**YOUR TASK:** Return every line below as is, leaving out the pictures.

Stored records:
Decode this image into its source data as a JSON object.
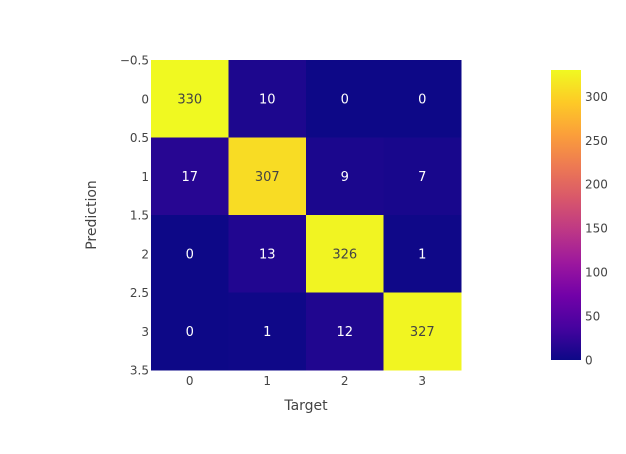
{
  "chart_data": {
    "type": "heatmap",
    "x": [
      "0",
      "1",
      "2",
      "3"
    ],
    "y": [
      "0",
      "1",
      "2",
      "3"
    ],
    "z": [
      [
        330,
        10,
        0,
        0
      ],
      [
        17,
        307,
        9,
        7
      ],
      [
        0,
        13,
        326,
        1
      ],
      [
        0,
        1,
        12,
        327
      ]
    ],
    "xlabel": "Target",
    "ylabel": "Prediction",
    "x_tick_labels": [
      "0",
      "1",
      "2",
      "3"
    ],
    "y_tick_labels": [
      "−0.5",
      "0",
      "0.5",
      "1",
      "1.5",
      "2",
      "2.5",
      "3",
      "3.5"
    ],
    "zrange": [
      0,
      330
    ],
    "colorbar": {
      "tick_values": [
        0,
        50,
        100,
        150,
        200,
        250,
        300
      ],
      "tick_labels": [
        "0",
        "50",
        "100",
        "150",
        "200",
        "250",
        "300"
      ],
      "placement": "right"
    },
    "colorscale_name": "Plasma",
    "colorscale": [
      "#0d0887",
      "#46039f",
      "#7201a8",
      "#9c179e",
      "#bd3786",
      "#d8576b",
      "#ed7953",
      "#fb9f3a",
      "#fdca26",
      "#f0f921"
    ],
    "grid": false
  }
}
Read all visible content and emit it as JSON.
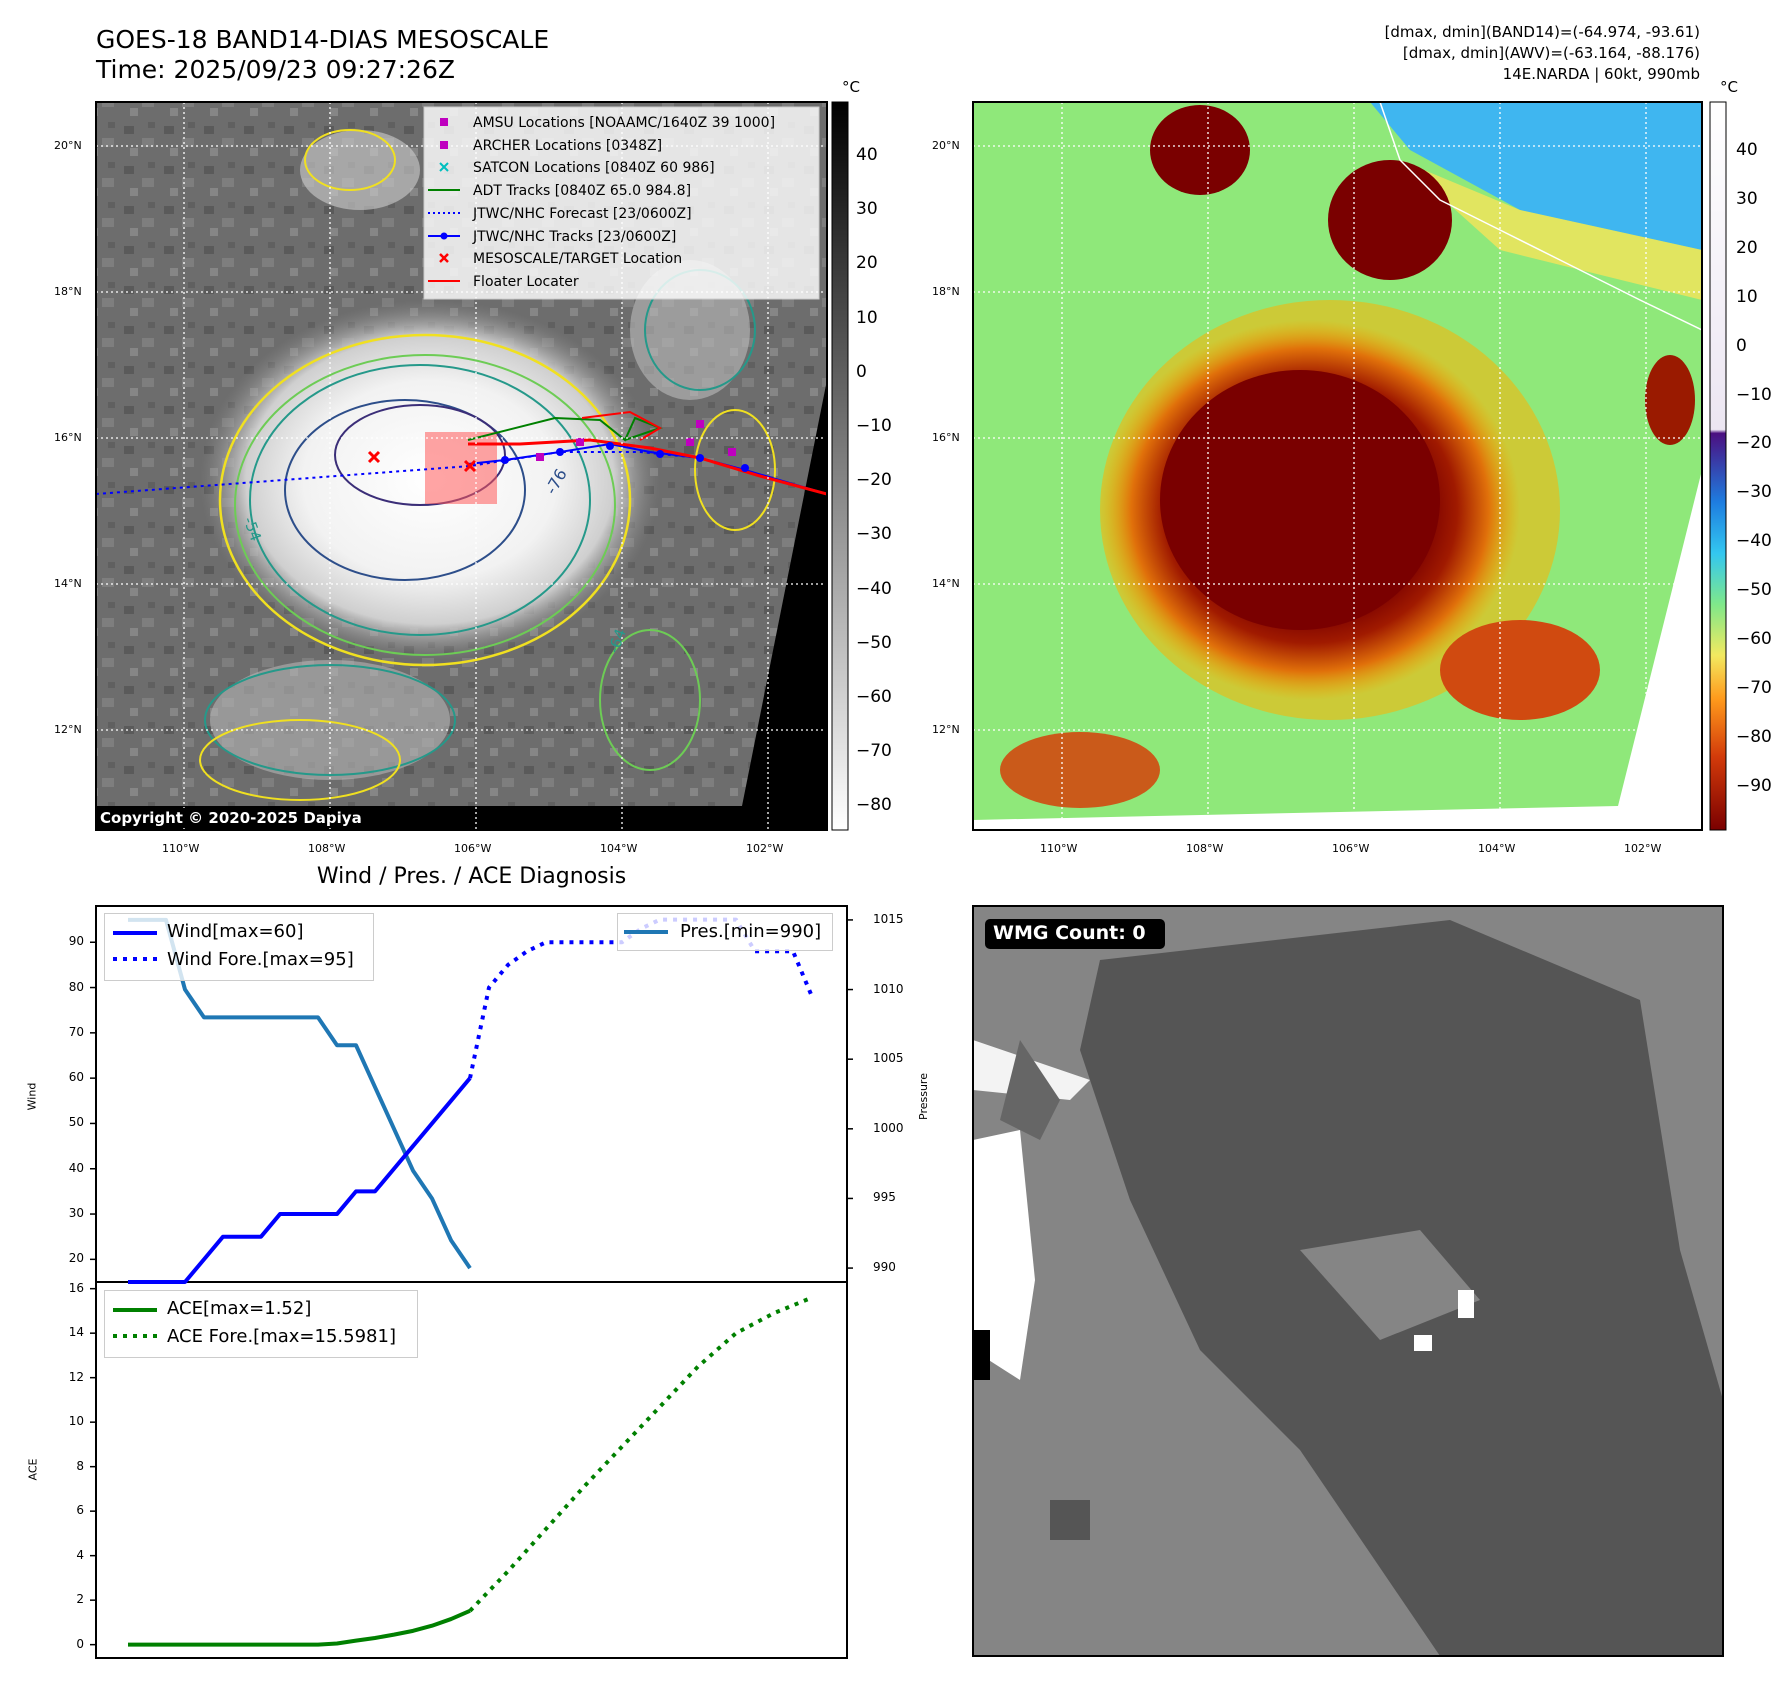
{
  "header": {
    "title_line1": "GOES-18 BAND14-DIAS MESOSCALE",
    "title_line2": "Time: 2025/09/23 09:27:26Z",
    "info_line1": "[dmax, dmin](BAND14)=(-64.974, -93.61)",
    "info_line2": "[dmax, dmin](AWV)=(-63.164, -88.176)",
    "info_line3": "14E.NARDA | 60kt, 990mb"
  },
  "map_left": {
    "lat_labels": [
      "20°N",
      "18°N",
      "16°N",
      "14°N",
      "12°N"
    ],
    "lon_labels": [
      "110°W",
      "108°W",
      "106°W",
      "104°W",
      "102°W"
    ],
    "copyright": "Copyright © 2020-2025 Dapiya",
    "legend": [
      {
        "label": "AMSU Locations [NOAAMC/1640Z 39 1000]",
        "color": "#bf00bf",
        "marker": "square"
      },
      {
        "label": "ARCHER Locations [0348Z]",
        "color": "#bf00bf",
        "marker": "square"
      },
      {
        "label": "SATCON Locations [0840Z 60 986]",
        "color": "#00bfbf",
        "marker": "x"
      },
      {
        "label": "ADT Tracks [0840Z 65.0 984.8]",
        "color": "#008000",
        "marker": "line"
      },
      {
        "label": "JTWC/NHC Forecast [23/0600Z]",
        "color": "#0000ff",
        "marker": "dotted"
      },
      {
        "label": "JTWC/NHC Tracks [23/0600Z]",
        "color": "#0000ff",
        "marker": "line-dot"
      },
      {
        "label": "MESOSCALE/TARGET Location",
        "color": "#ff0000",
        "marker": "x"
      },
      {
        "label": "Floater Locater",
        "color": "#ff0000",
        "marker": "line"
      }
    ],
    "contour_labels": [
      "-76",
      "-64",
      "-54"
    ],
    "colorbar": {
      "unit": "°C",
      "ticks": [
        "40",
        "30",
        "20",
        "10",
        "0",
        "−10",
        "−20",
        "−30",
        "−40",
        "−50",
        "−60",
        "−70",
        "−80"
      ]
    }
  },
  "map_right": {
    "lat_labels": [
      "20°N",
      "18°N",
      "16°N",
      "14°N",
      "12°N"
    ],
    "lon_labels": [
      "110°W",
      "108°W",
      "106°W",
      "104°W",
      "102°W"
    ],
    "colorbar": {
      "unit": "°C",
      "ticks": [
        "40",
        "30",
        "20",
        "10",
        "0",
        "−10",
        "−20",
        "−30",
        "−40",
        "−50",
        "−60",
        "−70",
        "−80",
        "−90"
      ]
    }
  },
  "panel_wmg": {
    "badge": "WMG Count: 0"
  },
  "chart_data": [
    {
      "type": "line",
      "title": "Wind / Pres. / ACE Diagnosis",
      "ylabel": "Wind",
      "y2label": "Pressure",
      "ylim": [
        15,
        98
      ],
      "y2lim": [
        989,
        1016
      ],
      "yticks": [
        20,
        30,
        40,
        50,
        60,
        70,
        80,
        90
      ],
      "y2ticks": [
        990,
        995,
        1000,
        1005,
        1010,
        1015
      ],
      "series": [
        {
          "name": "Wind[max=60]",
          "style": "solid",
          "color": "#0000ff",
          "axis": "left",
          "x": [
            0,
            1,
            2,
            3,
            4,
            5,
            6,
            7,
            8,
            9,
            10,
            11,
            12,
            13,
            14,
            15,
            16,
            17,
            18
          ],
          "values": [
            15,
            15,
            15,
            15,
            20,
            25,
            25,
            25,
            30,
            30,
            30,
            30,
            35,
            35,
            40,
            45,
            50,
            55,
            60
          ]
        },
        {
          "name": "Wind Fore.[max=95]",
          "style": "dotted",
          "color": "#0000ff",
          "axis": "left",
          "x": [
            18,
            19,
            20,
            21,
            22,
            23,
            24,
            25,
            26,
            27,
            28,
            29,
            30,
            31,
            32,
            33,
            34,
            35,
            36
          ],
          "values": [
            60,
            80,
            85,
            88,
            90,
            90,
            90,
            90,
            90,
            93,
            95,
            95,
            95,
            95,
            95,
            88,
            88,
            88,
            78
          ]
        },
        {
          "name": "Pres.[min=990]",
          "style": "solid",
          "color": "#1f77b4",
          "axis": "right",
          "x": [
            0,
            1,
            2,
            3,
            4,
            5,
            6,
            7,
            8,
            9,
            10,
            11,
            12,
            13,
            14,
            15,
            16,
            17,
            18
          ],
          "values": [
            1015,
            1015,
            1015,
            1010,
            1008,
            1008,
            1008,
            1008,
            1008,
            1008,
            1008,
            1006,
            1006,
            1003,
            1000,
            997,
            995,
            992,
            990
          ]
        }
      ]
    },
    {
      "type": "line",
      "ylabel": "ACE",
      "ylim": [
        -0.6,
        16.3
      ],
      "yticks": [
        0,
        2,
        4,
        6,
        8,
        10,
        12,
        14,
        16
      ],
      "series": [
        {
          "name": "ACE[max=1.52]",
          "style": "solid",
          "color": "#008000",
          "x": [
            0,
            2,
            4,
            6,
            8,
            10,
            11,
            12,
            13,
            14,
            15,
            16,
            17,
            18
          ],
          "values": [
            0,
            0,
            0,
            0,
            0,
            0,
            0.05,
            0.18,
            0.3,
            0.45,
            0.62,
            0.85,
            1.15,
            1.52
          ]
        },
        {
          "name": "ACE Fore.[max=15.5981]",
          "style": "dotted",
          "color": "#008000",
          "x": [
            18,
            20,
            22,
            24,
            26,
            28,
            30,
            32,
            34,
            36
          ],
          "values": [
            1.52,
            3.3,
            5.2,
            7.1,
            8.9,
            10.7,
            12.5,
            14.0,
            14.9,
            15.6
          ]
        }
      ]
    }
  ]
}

**COMPLETED TASK:**
Decode this image into its source data as a JSON object.
{
  "chart_data": {
    "type": "heatmap",
    "x": [
      "0",
      "1",
      "2",
      "3"
    ],
    "y": [
      "0",
      "1",
      "2",
      "3"
    ],
    "z": [
      [
        330,
        10,
        0,
        0
      ],
      [
        17,
        307,
        9,
        7
      ],
      [
        0,
        13,
        326,
        1
      ],
      [
        0,
        1,
        12,
        327
      ]
    ],
    "xlabel": "Target",
    "ylabel": "Prediction",
    "x_tick_labels": [
      "0",
      "1",
      "2",
      "3"
    ],
    "y_tick_labels": [
      "−0.5",
      "0",
      "0.5",
      "1",
      "1.5",
      "2",
      "2.5",
      "3",
      "3.5"
    ],
    "zrange": [
      0,
      330
    ],
    "colorbar": {
      "tick_values": [
        0,
        50,
        100,
        150,
        200,
        250,
        300
      ],
      "tick_labels": [
        "0",
        "50",
        "100",
        "150",
        "200",
        "250",
        "300"
      ],
      "placement": "right"
    },
    "colorscale_name": "Plasma",
    "colorscale": [
      "#0d0887",
      "#46039f",
      "#7201a8",
      "#9c179e",
      "#bd3786",
      "#d8576b",
      "#ed7953",
      "#fb9f3a",
      "#fdca26",
      "#f0f921"
    ],
    "grid": false
  }
}
Read all visible content and emit it as JSON.
{
  "header": {
    "title_line1": "GOES-18 BAND14-DIAS MESOSCALE",
    "title_line2": "Time: 2025/09/23 09:27:26Z",
    "info_line1": "[dmax, dmin](BAND14)=(-64.974, -93.61)",
    "info_line2": "[dmax, dmin](AWV)=(-63.164, -88.176)",
    "info_line3": "14E.NARDA | 60kt, 990mb"
  },
  "map_left": {
    "lat_labels": [
      "20°N",
      "18°N",
      "16°N",
      "14°N",
      "12°N"
    ],
    "lon_labels": [
      "110°W",
      "108°W",
      "106°W",
      "104°W",
      "102°W"
    ],
    "copyright": "Copyright © 2020-2025 Dapiya",
    "legend": [
      {
        "label": "AMSU Locations [NOAAMC/1640Z 39 1000]",
        "color": "#bf00bf",
        "marker": "square"
      },
      {
        "label": "ARCHER Locations [0348Z]",
        "color": "#bf00bf",
        "marker": "square"
      },
      {
        "label": "SATCON Locations [0840Z 60 986]",
        "color": "#00bfbf",
        "marker": "x"
      },
      {
        "label": "ADT Tracks [0840Z 65.0 984.8]",
        "color": "#008000",
        "marker": "line"
      },
      {
        "label": "JTWC/NHC Forecast [23/0600Z]",
        "color": "#0000ff",
        "marker": "dotted"
      },
      {
        "label": "JTWC/NHC Tracks [23/0600Z]",
        "color": "#0000ff",
        "marker": "line-dot"
      },
      {
        "label": "MESOSCALE/TARGET Location",
        "color": "#ff0000",
        "marker": "x"
      },
      {
        "label": "Floater Locater",
        "color": "#ff0000",
        "marker": "line"
      }
    ],
    "contour_labels": [
      "-76",
      "-64",
      "-54"
    ],
    "colorbar": {
      "unit": "°C",
      "ticks": [
        "40",
        "30",
        "20",
        "10",
        "0",
        "−10",
        "−20",
        "−30",
        "−40",
        "−50",
        "−60",
        "−70",
        "−80"
      ]
    }
  },
  "map_right": {
    "lat_labels": [
      "20°N",
      "18°N",
      "16°N",
      "14°N",
      "12°N"
    ],
    "lon_labels": [
      "110°W",
      "108°W",
      "106°W",
      "104°W",
      "102°W"
    ],
    "colorbar": {
      "unit": "°C",
      "ticks": [
        "40",
        "30",
        "20",
        "10",
        "0",
        "−10",
        "−20",
        "−30",
        "−40",
        "−50",
        "−60",
        "−70",
        "−80",
        "−90"
      ]
    }
  },
  "panel_wmg": {
    "badge": "WMG Count: 0"
  },
  "chart_data": [
    {
      "type": "line",
      "title": "Wind / Pres. / ACE Diagnosis",
      "ylabel": "Wind",
      "y2label": "Pressure",
      "ylim": [
        15,
        98
      ],
      "y2lim": [
        989,
        1016
      ],
      "yticks": [
        20,
        30,
        40,
        50,
        60,
        70,
        80,
        90
      ],
      "y2ticks": [
        990,
        995,
        1000,
        1005,
        1010,
        1015
      ],
      "series": [
        {
          "name": "Wind[max=60]",
          "style": "solid",
          "color": "#0000ff",
          "axis": "left",
          "x": [
            0,
            1,
            2,
            3,
            4,
            5,
            6,
            7,
            8,
            9,
            10,
            11,
            12,
            13,
            14,
            15,
            16,
            17,
            18
          ],
          "values": [
            15,
            15,
            15,
            15,
            20,
            25,
            25,
            25,
            30,
            30,
            30,
            30,
            35,
            35,
            40,
            45,
            50,
            55,
            60
          ]
        },
        {
          "name": "Wind Fore.[max=95]",
          "style": "dotted",
          "color": "#0000ff",
          "axis": "left",
          "x": [
            18,
            19,
            20,
            21,
            22,
            23,
            24,
            25,
            26,
            27,
            28,
            29,
            30,
            31,
            32,
            33,
            34,
            35,
            36
          ],
          "values": [
            60,
            80,
            85,
            88,
            90,
            90,
            90,
            90,
            90,
            93,
            95,
            95,
            95,
            95,
            95,
            88,
            88,
            88,
            78
          ]
        },
        {
          "name": "Pres.[min=990]",
          "style": "solid",
          "color": "#1f77b4",
          "axis": "right",
          "x": [
            0,
            1,
            2,
            3,
            4,
            5,
            6,
            7,
            8,
            9,
            10,
            11,
            12,
            13,
            14,
            15,
            16,
            17,
            18
          ],
          "values": [
            1015,
            1015,
            1015,
            1010,
            1008,
            1008,
            1008,
            1008,
            1008,
            1008,
            1008,
            1006,
            1006,
            1003,
            1000,
            997,
            995,
            992,
            990
          ]
        }
      ]
    },
    {
      "type": "line",
      "ylabel": "ACE",
      "ylim": [
        -0.6,
        16.3
      ],
      "yticks": [
        0,
        2,
        4,
        6,
        8,
        10,
        12,
        14,
        16
      ],
      "series": [
        {
          "name": "ACE[max=1.52]",
          "style": "solid",
          "color": "#008000",
          "x": [
            0,
            2,
            4,
            6,
            8,
            10,
            11,
            12,
            13,
            14,
            15,
            16,
            17,
            18
          ],
          "values": [
            0,
            0,
            0,
            0,
            0,
            0,
            0.05,
            0.18,
            0.3,
            0.45,
            0.62,
            0.85,
            1.15,
            1.52
          ]
        },
        {
          "name": "ACE Fore.[max=15.5981]",
          "style": "dotted",
          "color": "#008000",
          "x": [
            18,
            20,
            22,
            24,
            26,
            28,
            30,
            32,
            34,
            36
          ],
          "values": [
            1.52,
            3.3,
            5.2,
            7.1,
            8.9,
            10.7,
            12.5,
            14.0,
            14.9,
            15.6
          ]
        }
      ]
    }
  ]
}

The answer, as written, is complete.